══ Data in this exercise ══

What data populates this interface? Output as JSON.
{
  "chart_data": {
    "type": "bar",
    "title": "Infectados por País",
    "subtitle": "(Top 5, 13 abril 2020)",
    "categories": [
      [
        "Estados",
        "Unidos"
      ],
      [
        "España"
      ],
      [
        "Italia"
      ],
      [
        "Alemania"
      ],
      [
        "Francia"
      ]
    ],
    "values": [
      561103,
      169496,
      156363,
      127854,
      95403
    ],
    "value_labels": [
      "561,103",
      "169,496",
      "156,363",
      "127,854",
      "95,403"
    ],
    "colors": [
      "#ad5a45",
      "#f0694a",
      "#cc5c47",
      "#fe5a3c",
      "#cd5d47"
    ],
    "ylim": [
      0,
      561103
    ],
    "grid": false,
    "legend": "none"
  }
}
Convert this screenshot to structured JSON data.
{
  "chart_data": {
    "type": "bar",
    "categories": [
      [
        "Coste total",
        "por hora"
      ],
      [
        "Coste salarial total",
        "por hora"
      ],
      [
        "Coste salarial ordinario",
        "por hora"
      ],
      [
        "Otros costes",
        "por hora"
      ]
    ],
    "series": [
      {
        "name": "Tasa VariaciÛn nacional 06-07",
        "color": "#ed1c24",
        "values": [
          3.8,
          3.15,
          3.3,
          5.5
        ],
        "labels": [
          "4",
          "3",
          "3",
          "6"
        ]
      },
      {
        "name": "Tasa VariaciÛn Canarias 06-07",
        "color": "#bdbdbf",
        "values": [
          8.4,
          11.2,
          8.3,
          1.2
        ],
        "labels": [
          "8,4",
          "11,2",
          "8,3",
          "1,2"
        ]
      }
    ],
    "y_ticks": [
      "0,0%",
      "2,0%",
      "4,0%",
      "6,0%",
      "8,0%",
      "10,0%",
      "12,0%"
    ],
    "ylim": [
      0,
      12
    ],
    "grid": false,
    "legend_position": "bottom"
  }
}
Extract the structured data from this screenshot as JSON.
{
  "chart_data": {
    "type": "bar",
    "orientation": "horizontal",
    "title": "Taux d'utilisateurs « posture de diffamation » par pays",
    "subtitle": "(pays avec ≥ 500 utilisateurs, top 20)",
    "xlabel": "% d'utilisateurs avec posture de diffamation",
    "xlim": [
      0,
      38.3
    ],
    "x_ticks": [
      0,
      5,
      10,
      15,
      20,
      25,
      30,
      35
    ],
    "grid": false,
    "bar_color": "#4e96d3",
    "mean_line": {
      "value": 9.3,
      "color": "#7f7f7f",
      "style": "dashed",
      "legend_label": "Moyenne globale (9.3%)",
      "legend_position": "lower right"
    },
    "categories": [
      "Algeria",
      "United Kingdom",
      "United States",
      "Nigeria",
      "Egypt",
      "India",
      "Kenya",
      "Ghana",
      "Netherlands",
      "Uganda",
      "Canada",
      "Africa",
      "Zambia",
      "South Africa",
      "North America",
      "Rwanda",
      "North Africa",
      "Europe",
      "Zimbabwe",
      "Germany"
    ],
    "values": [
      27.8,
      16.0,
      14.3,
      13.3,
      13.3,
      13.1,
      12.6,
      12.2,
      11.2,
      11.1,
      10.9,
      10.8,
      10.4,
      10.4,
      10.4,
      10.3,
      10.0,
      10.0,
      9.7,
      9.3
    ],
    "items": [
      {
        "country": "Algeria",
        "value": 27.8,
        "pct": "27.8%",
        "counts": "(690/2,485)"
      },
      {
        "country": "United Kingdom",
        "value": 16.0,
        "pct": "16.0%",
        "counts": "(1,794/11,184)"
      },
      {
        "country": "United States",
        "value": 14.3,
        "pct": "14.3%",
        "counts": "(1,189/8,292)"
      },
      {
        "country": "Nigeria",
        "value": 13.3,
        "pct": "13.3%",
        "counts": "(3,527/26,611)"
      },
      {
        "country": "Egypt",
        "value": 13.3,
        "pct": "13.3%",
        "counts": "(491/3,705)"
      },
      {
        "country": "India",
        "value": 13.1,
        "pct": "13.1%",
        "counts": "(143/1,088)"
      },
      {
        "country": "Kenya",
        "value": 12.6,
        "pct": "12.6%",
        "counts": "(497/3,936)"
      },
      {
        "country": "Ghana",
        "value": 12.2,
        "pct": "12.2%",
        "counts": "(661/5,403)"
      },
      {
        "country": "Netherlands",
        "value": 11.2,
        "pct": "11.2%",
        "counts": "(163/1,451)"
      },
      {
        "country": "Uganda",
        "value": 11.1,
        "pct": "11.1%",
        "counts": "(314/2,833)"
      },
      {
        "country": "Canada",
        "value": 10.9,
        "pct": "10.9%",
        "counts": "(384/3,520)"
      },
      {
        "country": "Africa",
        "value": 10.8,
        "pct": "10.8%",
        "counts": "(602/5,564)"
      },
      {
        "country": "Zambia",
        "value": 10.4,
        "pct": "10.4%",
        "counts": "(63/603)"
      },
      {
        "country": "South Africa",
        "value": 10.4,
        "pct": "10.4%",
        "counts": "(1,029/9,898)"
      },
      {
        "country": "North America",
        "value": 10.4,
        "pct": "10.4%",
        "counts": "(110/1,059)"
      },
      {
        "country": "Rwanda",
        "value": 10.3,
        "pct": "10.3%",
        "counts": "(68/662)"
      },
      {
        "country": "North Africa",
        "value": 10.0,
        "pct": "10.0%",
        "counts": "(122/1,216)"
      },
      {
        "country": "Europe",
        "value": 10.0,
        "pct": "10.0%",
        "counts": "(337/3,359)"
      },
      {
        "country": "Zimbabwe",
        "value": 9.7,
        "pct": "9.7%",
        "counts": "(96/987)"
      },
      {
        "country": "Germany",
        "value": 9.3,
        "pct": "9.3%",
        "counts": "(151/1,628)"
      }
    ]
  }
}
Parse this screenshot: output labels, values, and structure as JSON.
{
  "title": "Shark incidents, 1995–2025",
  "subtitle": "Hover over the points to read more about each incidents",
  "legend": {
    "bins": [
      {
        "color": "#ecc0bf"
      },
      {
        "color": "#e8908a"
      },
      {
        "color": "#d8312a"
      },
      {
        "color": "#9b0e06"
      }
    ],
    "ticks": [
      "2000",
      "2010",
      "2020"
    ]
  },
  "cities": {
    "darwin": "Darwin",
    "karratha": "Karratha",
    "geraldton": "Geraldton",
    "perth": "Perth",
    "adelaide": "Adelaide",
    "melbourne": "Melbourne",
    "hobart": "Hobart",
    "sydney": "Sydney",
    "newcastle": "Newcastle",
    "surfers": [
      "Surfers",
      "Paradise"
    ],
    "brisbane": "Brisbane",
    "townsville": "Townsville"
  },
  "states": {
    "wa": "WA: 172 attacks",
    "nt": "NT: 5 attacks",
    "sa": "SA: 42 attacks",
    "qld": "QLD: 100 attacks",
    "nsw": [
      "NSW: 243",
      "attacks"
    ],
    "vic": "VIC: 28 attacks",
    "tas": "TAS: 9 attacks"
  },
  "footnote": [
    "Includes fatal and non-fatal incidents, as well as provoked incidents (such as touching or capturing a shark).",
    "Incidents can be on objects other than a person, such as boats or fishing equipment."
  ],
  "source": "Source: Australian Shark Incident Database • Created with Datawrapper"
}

═══

■ **Exercise prompt**:
Reproduce all data above, unchanged.

■ **Answer to the problem**:
What data populates this interface? Output as JSON.
{
  "chart_data": {
    "type": "bar",
    "title": "Infectados por País",
    "subtitle": "(Top 5, 13 abril 2020)",
    "categories": [
      [
        "Estados",
        "Unidos"
      ],
      [
        "España"
      ],
      [
        "Italia"
      ],
      [
        "Alemania"
      ],
      [
        "Francia"
      ]
    ],
    "values": [
      561103,
      169496,
      156363,
      127854,
      95403
    ],
    "value_labels": [
      "561,103",
      "169,496",
      "156,363",
      "127,854",
      "95,403"
    ],
    "colors": [
      "#ad5a45",
      "#f0694a",
      "#cc5c47",
      "#fe5a3c",
      "#cd5d47"
    ],
    "ylim": [
      0,
      561103
    ],
    "grid": false,
    "legend": "none"
  }
}
Convert this screenshot to structured JSON data.
{
  "chart_data": {
    "type": "bar",
    "categories": [
      [
        "Coste total",
        "por hora"
      ],
      [
        "Coste salarial total",
        "por hora"
      ],
      [
        "Coste salarial ordinario",
        "por hora"
      ],
      [
        "Otros costes",
        "por hora"
      ]
    ],
    "series": [
      {
        "name": "Tasa VariaciÛn nacional 06-07",
        "color": "#ed1c24",
        "values": [
          3.8,
          3.15,
          3.3,
          5.5
        ],
        "labels": [
          "4",
          "3",
          "3",
          "6"
        ]
      },
      {
        "name": "Tasa VariaciÛn Canarias 06-07",
        "color": "#bdbdbf",
        "values": [
          8.4,
          11.2,
          8.3,
          1.2
        ],
        "labels": [
          "8,4",
          "11,2",
          "8,3",
          "1,2"
        ]
      }
    ],
    "y_ticks": [
      "0,0%",
      "2,0%",
      "4,0%",
      "6,0%",
      "8,0%",
      "10,0%",
      "12,0%"
    ],
    "ylim": [
      0,
      12
    ],
    "grid": false,
    "legend_position": "bottom"
  }
}
Extract the structured data from this screenshot as JSON.
{
  "chart_data": {
    "type": "bar",
    "orientation": "horizontal",
    "title": "Taux d'utilisateurs « posture de diffamation » par pays",
    "subtitle": "(pays avec ≥ 500 utilisateurs, top 20)",
    "xlabel": "% d'utilisateurs avec posture de diffamation",
    "xlim": [
      0,
      38.3
    ],
    "x_ticks": [
      0,
      5,
      10,
      15,
      20,
      25,
      30,
      35
    ],
    "grid": false,
    "bar_color": "#4e96d3",
    "mean_line": {
      "value": 9.3,
      "color": "#7f7f7f",
      "style": "dashed",
      "legend_label": "Moyenne globale (9.3%)",
      "legend_position": "lower right"
    },
    "categories": [
      "Algeria",
      "United Kingdom",
      "United States",
      "Nigeria",
      "Egypt",
      "India",
      "Kenya",
      "Ghana",
      "Netherlands",
      "Uganda",
      "Canada",
      "Africa",
      "Zambia",
      "South Africa",
      "North America",
      "Rwanda",
      "North Africa",
      "Europe",
      "Zimbabwe",
      "Germany"
    ],
    "values": [
      27.8,
      16.0,
      14.3,
      13.3,
      13.3,
      13.1,
      12.6,
      12.2,
      11.2,
      11.1,
      10.9,
      10.8,
      10.4,
      10.4,
      10.4,
      10.3,
      10.0,
      10.0,
      9.7,
      9.3
    ],
    "items": [
      {
        "country": "Algeria",
        "value": 27.8,
        "pct": "27.8%",
        "counts": "(690/2,485)"
      },
      {
        "country": "United Kingdom",
        "value": 16.0,
        "pct": "16.0%",
        "counts": "(1,794/11,184)"
      },
      {
        "country": "United States",
        "value": 14.3,
        "pct": "14.3%",
        "counts": "(1,189/8,292)"
      },
      {
        "country": "Nigeria",
        "value": 13.3,
        "pct": "13.3%",
        "counts": "(3,527/26,611)"
      },
      {
        "country": "Egypt",
        "value": 13.3,
        "pct": "13.3%",
        "counts": "(491/3,705)"
      },
      {
        "country": "India",
        "value": 13.1,
        "pct": "13.1%",
        "counts": "(143/1,088)"
      },
      {
        "country": "Kenya",
        "value": 12.6,
        "pct": "12.6%",
        "counts": "(497/3,936)"
      },
      {
        "country": "Ghana",
        "value": 12.2,
        "pct": "12.2%",
        "counts": "(661/5,403)"
      },
      {
        "country": "Netherlands",
        "value": 11.2,
        "pct": "11.2%",
        "counts": "(163/1,451)"
      },
      {
        "country": "Uganda",
        "value": 11.1,
        "pct": "11.1%",
        "counts": "(314/2,833)"
      },
      {
        "country": "Canada",
        "value": 10.9,
        "pct": "10.9%",
        "counts": "(384/3,520)"
      },
      {
        "country": "Africa",
        "value": 10.8,
        "pct": "10.8%",
        "counts": "(602/5,564)"
      },
      {
        "country": "Zambia",
        "value": 10.4,
        "pct": "10.4%",
        "counts": "(63/603)"
      },
      {
        "country": "South Africa",
        "value": 10.4,
        "pct": "10.4%",
        "counts": "(1,029/9,898)"
      },
      {
        "country": "North America",
        "value": 10.4,
        "pct": "10.4%",
        "counts": "(110/1,059)"
      },
      {
        "country": "Rwanda",
        "value": 10.3,
        "pct": "10.3%",
        "counts": "(68/662)"
      },
      {
        "country": "North Africa",
        "value": 10.0,
        "pct": "10.0%",
        "counts": "(122/1,216)"
      },
      {
        "country": "Europe",
        "value": 10.0,
        "pct": "10.0%",
        "counts": "(337/3,359)"
      },
      {
        "country": "Zimbabwe",
        "value": 9.7,
        "pct": "9.7%",
        "counts": "(96/987)"
      },
      {
        "country": "Germany",
        "value": 9.3,
        "pct": "9.3%",
        "counts": "(151/1,628)"
      }
    ]
  }
}
Parse this screenshot: output labels, values, and structure as JSON.
{
  "title": "Shark incidents, 1995–2025",
  "subtitle": "Hover over the points to read more about each incidents",
  "legend": {
    "bins": [
      {
        "color": "#ecc0bf"
      },
      {
        "color": "#e8908a"
      },
      {
        "color": "#d8312a"
      },
      {
        "color": "#9b0e06"
      }
    ],
    "ticks": [
      "2000",
      "2010",
      "2020"
    ]
  },
  "cities": {
    "darwin": "Darwin",
    "karratha": "Karratha",
    "geraldton": "Geraldton",
    "perth": "Perth",
    "adelaide": "Adelaide",
    "melbourne": "Melbourne",
    "hobart": "Hobart",
    "sydney": "Sydney",
    "newcastle": "Newcastle",
    "surfers": [
      "Surfers",
      "Paradise"
    ],
    "brisbane": "Brisbane",
    "townsville": "Townsville"
  },
  "states": {
    "wa": "WA: 172 attacks",
    "nt": "NT: 5 attacks",
    "sa": "SA: 42 attacks",
    "qld": "QLD: 100 attacks",
    "nsw": [
      "NSW: 243",
      "attacks"
    ],
    "vic": "VIC: 28 attacks",
    "tas": "TAS: 9 attacks"
  },
  "footnote": [
    "Includes fatal and non-fatal incidents, as well as provoked incidents (such as touching or capturing a shark).",
    "Incidents can be on objects other than a person, such as boats or fishing equipment."
  ],
  "source": "Source: Australian Shark Incident Database • Created with Datawrapper"
}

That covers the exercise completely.